◆ Objective: Scan the material and copy every line in which "Medical" appears.

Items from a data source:

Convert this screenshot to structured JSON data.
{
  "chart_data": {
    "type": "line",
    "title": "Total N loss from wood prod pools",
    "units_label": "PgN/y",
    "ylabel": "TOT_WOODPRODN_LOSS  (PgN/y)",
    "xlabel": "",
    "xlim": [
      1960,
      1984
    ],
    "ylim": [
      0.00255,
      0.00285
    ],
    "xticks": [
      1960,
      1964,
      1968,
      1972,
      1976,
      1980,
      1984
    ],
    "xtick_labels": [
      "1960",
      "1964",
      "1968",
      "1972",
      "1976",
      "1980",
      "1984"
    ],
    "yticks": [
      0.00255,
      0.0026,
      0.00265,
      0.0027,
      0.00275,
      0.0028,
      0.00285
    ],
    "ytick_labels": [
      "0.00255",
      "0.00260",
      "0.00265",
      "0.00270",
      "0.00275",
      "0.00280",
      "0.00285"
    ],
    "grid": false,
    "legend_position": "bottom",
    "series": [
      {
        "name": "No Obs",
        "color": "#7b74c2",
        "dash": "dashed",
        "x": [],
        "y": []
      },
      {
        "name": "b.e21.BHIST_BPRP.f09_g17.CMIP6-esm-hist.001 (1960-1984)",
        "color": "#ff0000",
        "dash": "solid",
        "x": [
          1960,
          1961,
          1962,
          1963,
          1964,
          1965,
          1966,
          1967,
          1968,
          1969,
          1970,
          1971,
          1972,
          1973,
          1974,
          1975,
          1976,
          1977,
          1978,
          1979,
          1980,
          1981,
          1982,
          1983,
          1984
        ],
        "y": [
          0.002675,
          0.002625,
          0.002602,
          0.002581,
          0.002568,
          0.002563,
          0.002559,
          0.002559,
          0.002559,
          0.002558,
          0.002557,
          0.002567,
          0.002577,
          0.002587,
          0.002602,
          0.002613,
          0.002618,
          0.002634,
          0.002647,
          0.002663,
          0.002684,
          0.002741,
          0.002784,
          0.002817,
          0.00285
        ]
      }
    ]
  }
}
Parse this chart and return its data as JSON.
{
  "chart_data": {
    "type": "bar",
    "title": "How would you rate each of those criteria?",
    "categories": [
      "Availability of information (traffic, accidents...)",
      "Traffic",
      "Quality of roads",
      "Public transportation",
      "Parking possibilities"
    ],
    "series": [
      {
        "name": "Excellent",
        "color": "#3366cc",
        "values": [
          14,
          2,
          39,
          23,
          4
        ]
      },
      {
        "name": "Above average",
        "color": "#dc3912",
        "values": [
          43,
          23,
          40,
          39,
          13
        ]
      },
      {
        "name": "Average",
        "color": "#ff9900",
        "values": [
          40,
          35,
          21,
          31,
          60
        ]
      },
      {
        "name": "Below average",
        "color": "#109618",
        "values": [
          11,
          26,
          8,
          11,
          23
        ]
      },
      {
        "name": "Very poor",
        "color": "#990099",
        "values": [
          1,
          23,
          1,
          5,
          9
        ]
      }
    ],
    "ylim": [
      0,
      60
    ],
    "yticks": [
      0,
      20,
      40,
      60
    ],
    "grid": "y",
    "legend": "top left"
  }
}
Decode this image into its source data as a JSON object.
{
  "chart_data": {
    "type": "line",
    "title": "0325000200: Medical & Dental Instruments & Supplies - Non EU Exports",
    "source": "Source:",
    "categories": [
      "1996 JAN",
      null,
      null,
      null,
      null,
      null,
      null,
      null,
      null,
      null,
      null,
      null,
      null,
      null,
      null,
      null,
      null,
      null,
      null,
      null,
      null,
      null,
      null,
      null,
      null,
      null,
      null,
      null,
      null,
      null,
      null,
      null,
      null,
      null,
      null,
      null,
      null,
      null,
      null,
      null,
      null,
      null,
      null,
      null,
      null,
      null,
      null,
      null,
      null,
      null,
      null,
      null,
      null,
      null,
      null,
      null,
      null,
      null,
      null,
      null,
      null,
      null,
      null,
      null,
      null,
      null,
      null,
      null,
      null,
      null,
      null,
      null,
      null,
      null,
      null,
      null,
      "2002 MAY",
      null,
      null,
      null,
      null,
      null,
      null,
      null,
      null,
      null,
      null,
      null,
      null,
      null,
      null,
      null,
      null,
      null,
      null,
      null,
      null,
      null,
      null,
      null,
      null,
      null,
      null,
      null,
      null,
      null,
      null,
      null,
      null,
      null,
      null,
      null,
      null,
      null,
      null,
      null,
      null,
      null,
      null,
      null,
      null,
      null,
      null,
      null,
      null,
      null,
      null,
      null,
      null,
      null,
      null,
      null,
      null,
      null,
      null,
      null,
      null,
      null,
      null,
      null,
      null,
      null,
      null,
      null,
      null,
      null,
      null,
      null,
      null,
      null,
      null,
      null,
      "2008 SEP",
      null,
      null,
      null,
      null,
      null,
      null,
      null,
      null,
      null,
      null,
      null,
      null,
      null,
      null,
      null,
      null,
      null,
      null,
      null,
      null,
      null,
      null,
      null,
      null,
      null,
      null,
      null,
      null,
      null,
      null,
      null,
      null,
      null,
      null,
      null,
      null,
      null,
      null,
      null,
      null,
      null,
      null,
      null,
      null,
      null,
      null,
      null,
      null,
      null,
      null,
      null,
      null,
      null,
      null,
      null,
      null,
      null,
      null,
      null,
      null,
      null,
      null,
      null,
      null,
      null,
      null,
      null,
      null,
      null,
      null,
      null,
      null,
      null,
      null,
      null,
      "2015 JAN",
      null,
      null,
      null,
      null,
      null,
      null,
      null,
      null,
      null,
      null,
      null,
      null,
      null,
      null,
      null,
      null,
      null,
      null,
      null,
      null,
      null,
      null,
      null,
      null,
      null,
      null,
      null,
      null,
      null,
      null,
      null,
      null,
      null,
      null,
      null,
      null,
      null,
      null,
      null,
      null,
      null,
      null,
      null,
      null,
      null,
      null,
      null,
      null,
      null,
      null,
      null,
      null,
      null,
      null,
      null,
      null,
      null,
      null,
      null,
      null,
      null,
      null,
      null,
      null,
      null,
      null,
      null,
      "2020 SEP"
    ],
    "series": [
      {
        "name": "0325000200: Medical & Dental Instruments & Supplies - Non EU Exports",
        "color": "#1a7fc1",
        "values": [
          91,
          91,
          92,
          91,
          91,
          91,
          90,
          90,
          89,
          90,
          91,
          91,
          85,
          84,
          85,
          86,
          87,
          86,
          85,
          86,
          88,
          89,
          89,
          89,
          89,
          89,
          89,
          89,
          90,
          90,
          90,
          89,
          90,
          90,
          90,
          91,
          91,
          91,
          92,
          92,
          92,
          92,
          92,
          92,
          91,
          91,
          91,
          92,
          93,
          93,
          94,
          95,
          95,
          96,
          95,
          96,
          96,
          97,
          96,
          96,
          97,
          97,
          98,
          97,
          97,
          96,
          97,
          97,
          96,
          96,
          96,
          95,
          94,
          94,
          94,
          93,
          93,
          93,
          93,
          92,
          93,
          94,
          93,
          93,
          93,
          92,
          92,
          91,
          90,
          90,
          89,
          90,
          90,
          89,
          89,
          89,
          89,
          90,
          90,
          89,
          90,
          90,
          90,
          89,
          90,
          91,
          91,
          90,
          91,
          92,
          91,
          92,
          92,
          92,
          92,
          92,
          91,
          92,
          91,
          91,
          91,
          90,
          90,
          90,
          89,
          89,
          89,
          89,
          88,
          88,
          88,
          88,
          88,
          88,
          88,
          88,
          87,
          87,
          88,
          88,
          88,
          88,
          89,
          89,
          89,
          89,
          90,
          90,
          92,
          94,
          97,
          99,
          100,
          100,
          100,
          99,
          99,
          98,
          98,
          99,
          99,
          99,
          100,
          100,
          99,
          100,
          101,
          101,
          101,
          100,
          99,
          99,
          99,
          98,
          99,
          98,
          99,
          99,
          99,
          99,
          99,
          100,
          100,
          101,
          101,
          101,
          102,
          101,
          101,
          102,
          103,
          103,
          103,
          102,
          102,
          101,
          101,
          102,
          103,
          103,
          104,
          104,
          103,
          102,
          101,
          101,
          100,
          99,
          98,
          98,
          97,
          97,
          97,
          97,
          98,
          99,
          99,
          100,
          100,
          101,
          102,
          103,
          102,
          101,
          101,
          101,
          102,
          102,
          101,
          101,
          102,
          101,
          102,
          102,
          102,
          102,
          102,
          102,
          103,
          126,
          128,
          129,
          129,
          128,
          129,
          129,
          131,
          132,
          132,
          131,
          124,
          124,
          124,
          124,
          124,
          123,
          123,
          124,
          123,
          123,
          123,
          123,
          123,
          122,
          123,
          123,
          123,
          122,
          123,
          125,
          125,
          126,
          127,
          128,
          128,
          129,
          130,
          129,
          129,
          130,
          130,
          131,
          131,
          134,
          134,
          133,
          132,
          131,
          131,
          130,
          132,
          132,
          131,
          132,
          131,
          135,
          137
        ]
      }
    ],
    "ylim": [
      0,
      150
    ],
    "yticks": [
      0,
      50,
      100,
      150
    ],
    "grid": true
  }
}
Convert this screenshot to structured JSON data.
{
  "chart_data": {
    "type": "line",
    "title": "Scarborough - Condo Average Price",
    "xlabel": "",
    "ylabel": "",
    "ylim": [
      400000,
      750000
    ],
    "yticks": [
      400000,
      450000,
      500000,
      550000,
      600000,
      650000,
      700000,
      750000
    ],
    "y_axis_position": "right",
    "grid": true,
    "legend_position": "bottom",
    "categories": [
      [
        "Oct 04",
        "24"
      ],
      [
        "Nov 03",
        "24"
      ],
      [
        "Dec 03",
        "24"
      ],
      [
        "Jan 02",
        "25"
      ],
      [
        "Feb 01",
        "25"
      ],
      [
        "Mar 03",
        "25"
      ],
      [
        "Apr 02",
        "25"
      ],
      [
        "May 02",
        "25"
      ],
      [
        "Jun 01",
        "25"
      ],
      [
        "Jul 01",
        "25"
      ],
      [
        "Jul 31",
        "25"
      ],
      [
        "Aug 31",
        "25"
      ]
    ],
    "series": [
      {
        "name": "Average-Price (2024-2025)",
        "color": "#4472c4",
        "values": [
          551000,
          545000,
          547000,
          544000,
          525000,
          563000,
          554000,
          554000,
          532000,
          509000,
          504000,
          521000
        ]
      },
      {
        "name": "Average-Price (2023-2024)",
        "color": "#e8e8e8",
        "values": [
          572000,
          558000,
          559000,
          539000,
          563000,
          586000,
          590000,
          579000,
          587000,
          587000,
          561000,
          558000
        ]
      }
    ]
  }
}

◆ Result of this exercise:
    "title": "0325000200: Medical & Dental Instruments & Supplies - Non EU Exports",
        "name": "0325000200: Medical & Dental Instruments & Supplies - Non EU Exports",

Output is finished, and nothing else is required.